● Task statement: Some lines in the listing below may include the string "售后服务维修记录单". How many are there? Give only the number.

[start Exercise data]

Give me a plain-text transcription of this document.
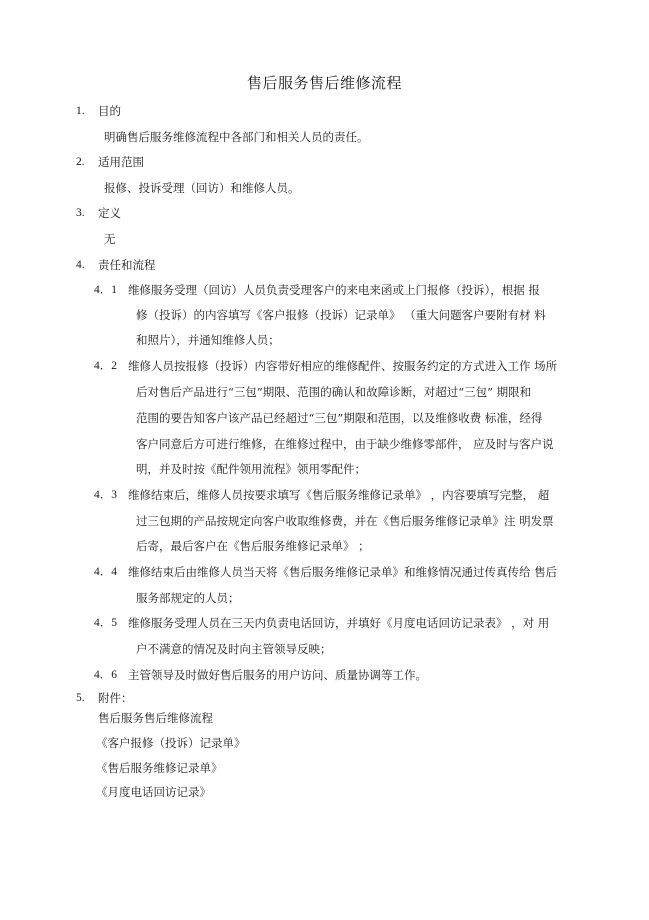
售后服务售后维修流程
1. 目的
明确售后服务维修流程中各部门和相关人员的责任。
2. 适用范围
报修、投诉受理（回访）和维修人员。
3. 定义
无
4. 责任和流程
4．1 维修服务受理（回访）人员负责受理客户的来电来函或上门报修（投诉），根据 报
修（投诉）的内容填写《客户报修（投诉）记录单》 （重大问题客户要附有材 料
和照片），并通知维修人员；
4．2 维修人员按报修（投诉）内容带好相应的维修配件、按服务约定的方式进入工作 场所
后对售后产品进行“三包”期限、范围的确认和故障诊断，对超过“三包” 期限和
范围的要告知客户该产品已经超过“三包”期限和范围，以及维修收费 标准，经得
客户同意后方可进行维修，在维修过程中，由于缺少维修零部件， 应及时与客户说
明，并及时按《配件领用流程》领用零配件；
4．3 维修结束后，维修人员按要求填写《售后服务维修记录单》 ，内容要填写完整， 超
过三包期的产品按规定向客户收取维修费，并在《售后服务维修记录单》注 明发票
后寄，最后客户在《售后服务维修记录单》 ；
4．4 维修结束后由维修人员当天将《售后服务维修记录单》和维修情况通过传真传给 售后
服务部规定的人员；
4．5 维修服务受理人员在三天内负责电话回访，并填好《月度电话回访记录表》 ，对 用
户不满意的情况及时向主管领导反映；
4．6 主管领导及时做好售后服务的用户访问、质量协调等工作。
5. 附件：
售后服务售后维修流程
《客户报修（投诉）记录单》
《售后服务维修记录单》
《月度电话回访记录》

[end Exercise data]

● Exercise answer: 5